» Article

[START]

Skip to content

trocco-io/embulk-output-s3_parquet

 
 

Repository files navigation

S3 Parquet output plugin for Embulk

Release CI Status Badge Test CI Status Badge

Embulk output plugin to dump records as Apache Parquet files on S3.

Overview

  • Plugin type: output
  • Load all or nothing: no
  • Resume supported: no
  • Cleanup supported: yes

Configuration

  • bucket: s3 bucket name (string, required)
  • path_prefix: prefix of target keys (string, optional)
  • sequence_format: format of the sequence number of the output files (string, default: "%03d.%02d.")
    • sequence_format formats task index and sequence number in a task.
  • file_ext: path suffix of the output files (string, default: "parquet")
  • compression_codec: compression codec for parquet file ("uncompressed","snappy","gzip","lzo","brotli","lz4" or "zstd", default: "uncompressed")
  • default_timestamp_format: default timestamp format (string, default: "%Y-%m-%d %H:%M:%S.%6N %z")

[END]

» Stored records

[START]

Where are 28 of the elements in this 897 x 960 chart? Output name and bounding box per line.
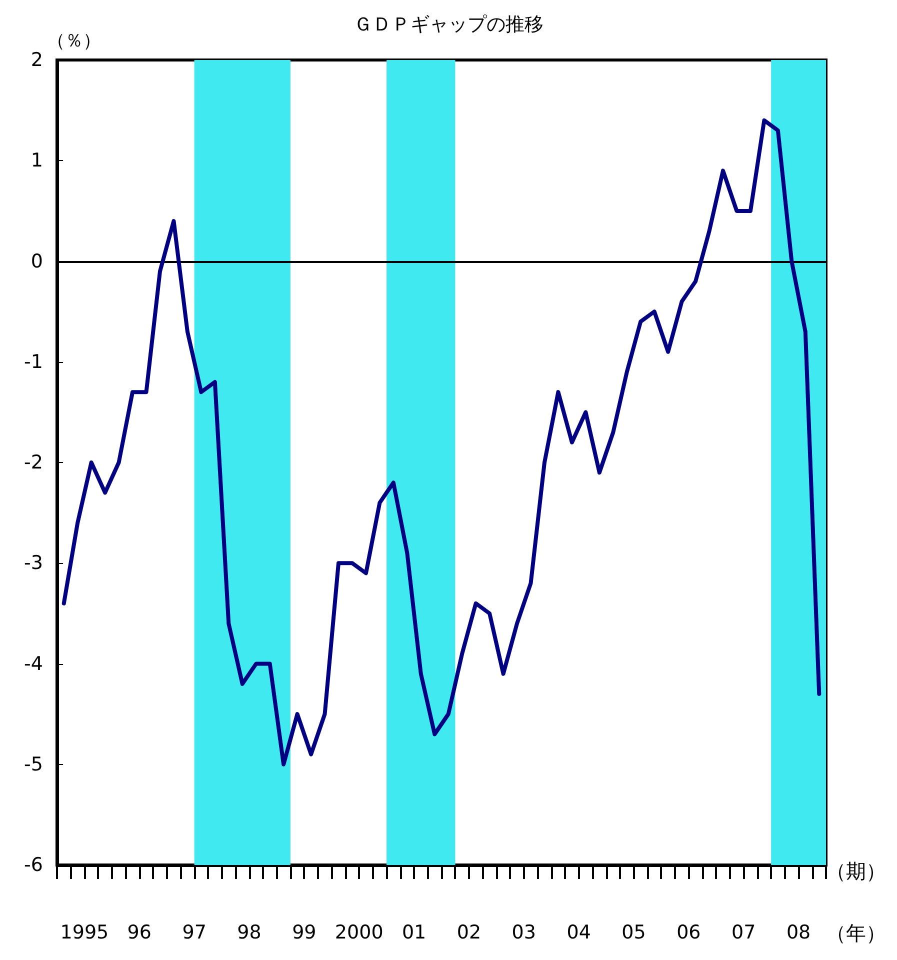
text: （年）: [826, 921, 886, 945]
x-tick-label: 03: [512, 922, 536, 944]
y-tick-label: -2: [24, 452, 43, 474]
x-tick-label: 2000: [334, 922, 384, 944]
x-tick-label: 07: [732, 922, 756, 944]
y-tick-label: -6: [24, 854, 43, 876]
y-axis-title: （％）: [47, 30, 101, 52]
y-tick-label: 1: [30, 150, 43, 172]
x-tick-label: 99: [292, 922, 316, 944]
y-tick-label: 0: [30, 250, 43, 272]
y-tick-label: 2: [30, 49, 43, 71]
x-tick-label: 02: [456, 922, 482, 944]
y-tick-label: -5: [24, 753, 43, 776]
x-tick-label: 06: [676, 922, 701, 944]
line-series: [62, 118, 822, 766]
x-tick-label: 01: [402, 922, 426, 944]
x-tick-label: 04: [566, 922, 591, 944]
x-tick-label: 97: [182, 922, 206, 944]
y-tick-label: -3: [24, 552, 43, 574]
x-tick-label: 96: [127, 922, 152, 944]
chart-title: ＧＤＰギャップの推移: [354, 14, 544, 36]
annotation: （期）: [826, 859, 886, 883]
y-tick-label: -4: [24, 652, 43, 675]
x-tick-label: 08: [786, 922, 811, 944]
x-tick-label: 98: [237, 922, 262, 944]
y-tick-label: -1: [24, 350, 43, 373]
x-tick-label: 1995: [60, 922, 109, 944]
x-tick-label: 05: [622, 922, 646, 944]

[END]

» Exercise objective
Transcribe the stretch of the S3 Parquet plugin page from "Release CI Status" through "name (string, required)".

» Exercise result
Release CI Status Badge Test CI Status Badge

Embulk output plugin to dump records as Apache Parquet files on S3.

Overview

  • Plugin type: output
  • Load all or nothing: no
  • Resume supported: no
  • Cleanup supported: yes

Configuration

  • bucket: s3 bucket name (string, required)